---------- Task input ----------

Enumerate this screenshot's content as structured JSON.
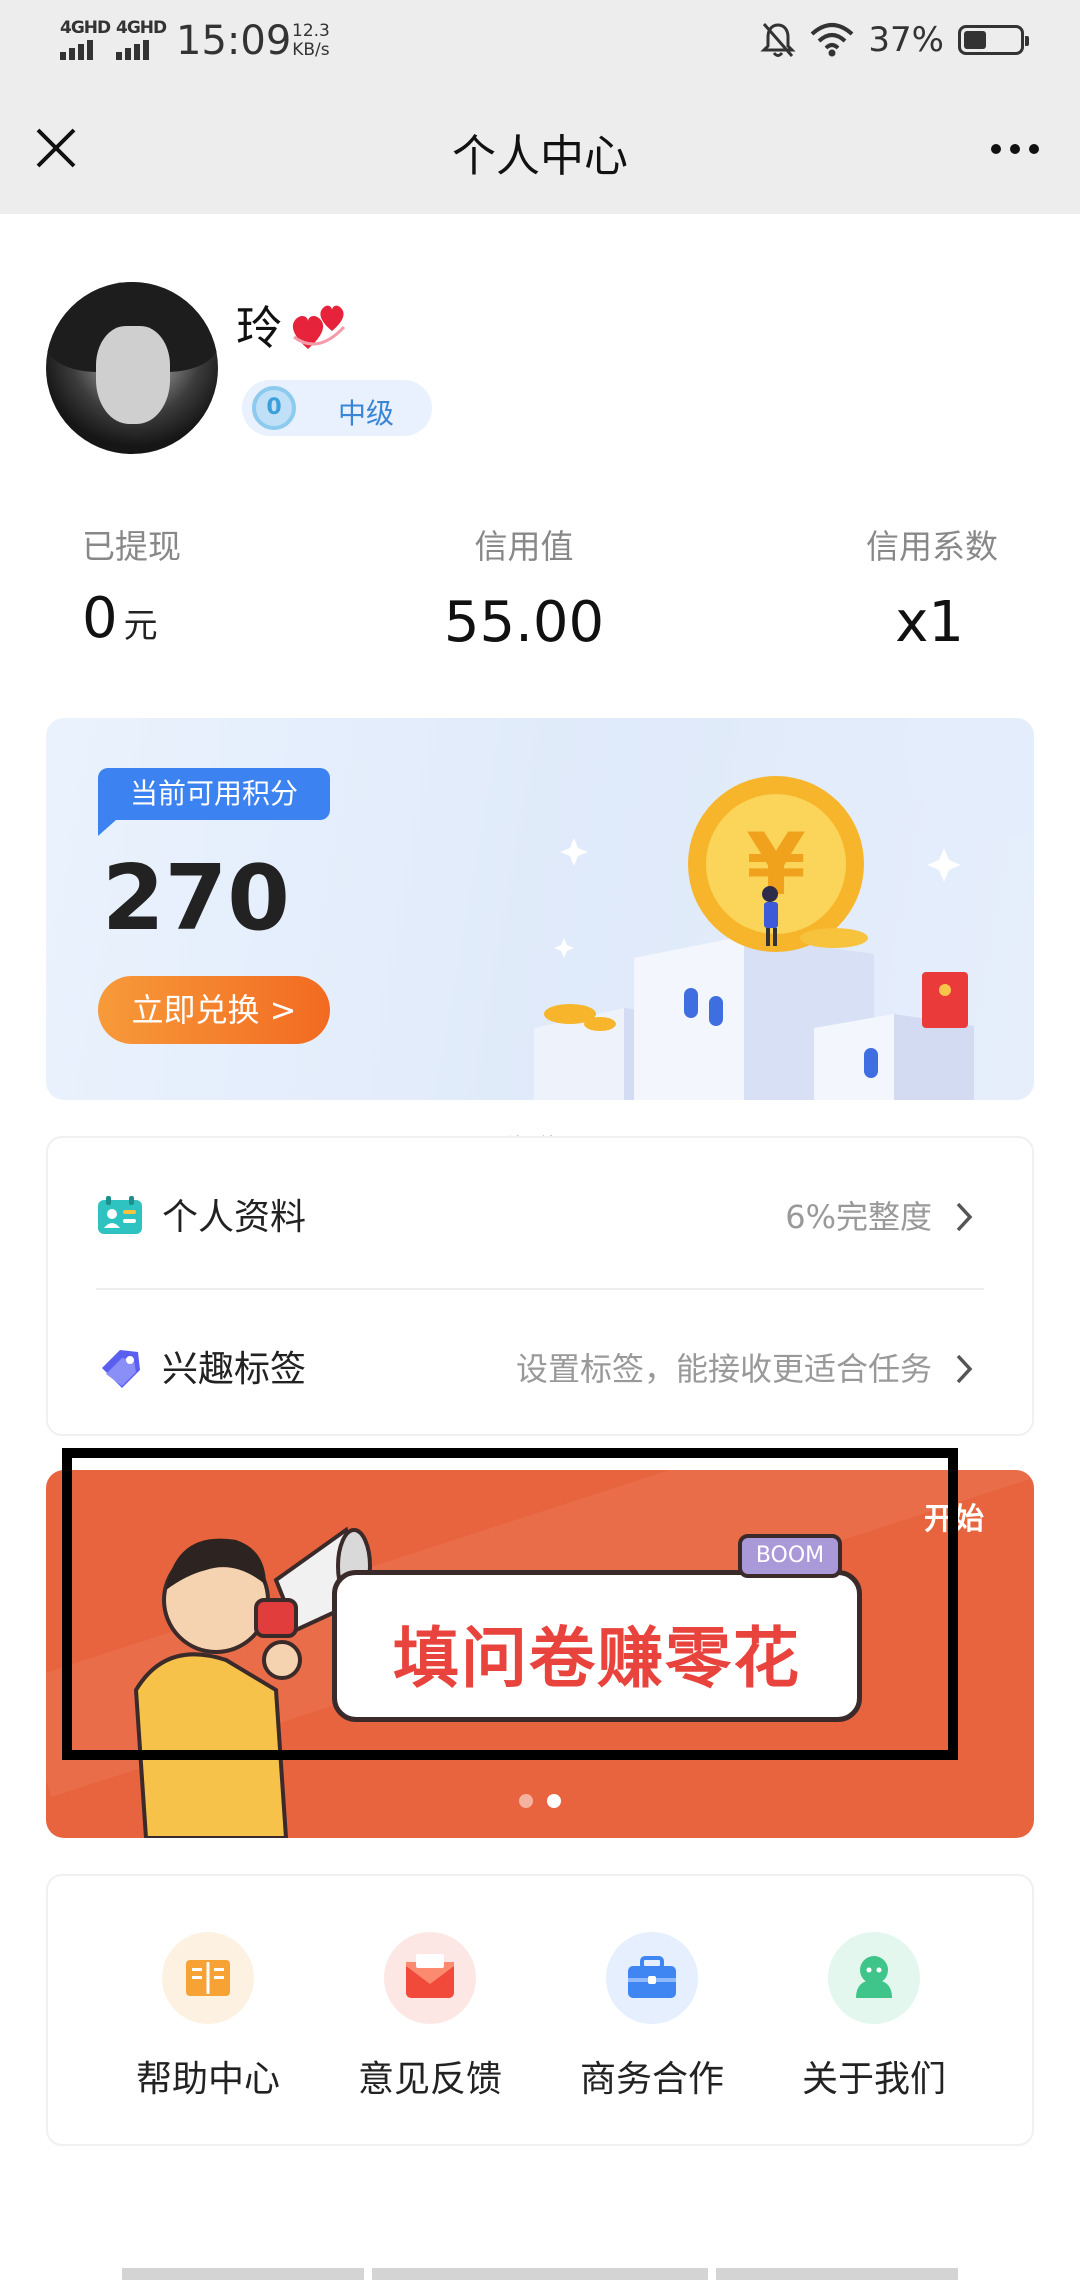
{
  "status_bar": {
    "signal1": "4GHD",
    "signal2": "4GHD",
    "time": "15:09",
    "speed_value": "12.3",
    "speed_unit": "KB/s",
    "battery_pct": "37%",
    "icons": [
      "silent-bell-icon",
      "wifi-icon",
      "battery-icon"
    ]
  },
  "title_bar": {
    "title": "个人中心",
    "close_icon": "close-icon",
    "more_icon": "more-dots-icon"
  },
  "profile": {
    "nickname": "玲",
    "emoji": "hearts-emoji",
    "level_badge": "0",
    "level": "中级"
  },
  "stats": [
    {
      "label": "已提现",
      "value": "0",
      "unit": "元"
    },
    {
      "label": "信用值",
      "value": "55.00"
    },
    {
      "label": "信用系数",
      "value": "x1"
    }
  ],
  "points": {
    "tag": "当前可用积分",
    "value": "270",
    "button": "立即兑换 >"
  },
  "watermark": "流量社区",
  "info_list": [
    {
      "label": "个人资料",
      "value": "6%完整度",
      "icon": "id-card-icon"
    },
    {
      "label": "兴趣标签",
      "value": "设置标签，能接收更适合任务",
      "icon": "tag-icon"
    }
  ],
  "banner": {
    "title": "填问卷赚零花",
    "boom": "BOOM",
    "corner": "开始",
    "active_slide": 2,
    "slide_count": 2
  },
  "menu": [
    {
      "label": "帮助中心",
      "icon": "book-icon",
      "color": "#f7a234",
      "bg": "#fdf1e2"
    },
    {
      "label": "意见反馈",
      "icon": "envelope-icon",
      "color": "#f24a3a",
      "bg": "#fde7e4"
    },
    {
      "label": "商务合作",
      "icon": "briefcase-icon",
      "color": "#3f86f2",
      "bg": "#e5effd"
    },
    {
      "label": "关于我们",
      "icon": "person-chat-icon",
      "color": "#3fc48a",
      "bg": "#e3f7ee"
    }
  ],
  "colors": {
    "accent_blue": "#3c82f0",
    "accent_orange": "#f26a21",
    "banner_bg": "#e8643e"
  }
}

----------

--- Problem statement ---
Go through the entries above and print each one exactly, minus the pictures.

--- Finished answer ---
Enumerate this screenshot's content as structured JSON.
{
  "status_bar": {
    "signal1": "4GHD",
    "signal2": "4GHD",
    "time": "15:09",
    "speed_value": "12.3",
    "speed_unit": "KB/s",
    "battery_pct": "37%",
    "icons": [
      "silent-bell-icon",
      "wifi-icon",
      "battery-icon"
    ]
  },
  "title_bar": {
    "title": "个人中心",
    "close_icon": "close-icon",
    "more_icon": "more-dots-icon"
  },
  "profile": {
    "nickname": "玲",
    "emoji": "hearts-emoji",
    "level_badge": "0",
    "level": "中级"
  },
  "stats": [
    {
      "label": "已提现",
      "value": "0",
      "unit": "元"
    },
    {
      "label": "信用值",
      "value": "55.00"
    },
    {
      "label": "信用系数",
      "value": "x1"
    }
  ],
  "points": {
    "tag": "当前可用积分",
    "value": "270",
    "button": "立即兑换 >"
  },
  "watermark": "流量社区",
  "info_list": [
    {
      "label": "个人资料",
      "value": "6%完整度",
      "icon": "id-card-icon"
    },
    {
      "label": "兴趣标签",
      "value": "设置标签，能接收更适合任务",
      "icon": "tag-icon"
    }
  ],
  "banner": {
    "title": "填问卷赚零花",
    "boom": "BOOM",
    "corner": "开始",
    "active_slide": 2,
    "slide_count": 2
  },
  "menu": [
    {
      "label": "帮助中心",
      "icon": "book-icon",
      "color": "#f7a234",
      "bg": "#fdf1e2"
    },
    {
      "label": "意见反馈",
      "icon": "envelope-icon",
      "color": "#f24a3a",
      "bg": "#fde7e4"
    },
    {
      "label": "商务合作",
      "icon": "briefcase-icon",
      "color": "#3f86f2",
      "bg": "#e5effd"
    },
    {
      "label": "关于我们",
      "icon": "person-chat-icon",
      "color": "#3fc48a",
      "bg": "#e3f7ee"
    }
  ],
  "colors": {
    "accent_blue": "#3c82f0",
    "accent_orange": "#f26a21",
    "banner_bg": "#e8643e"
  }
}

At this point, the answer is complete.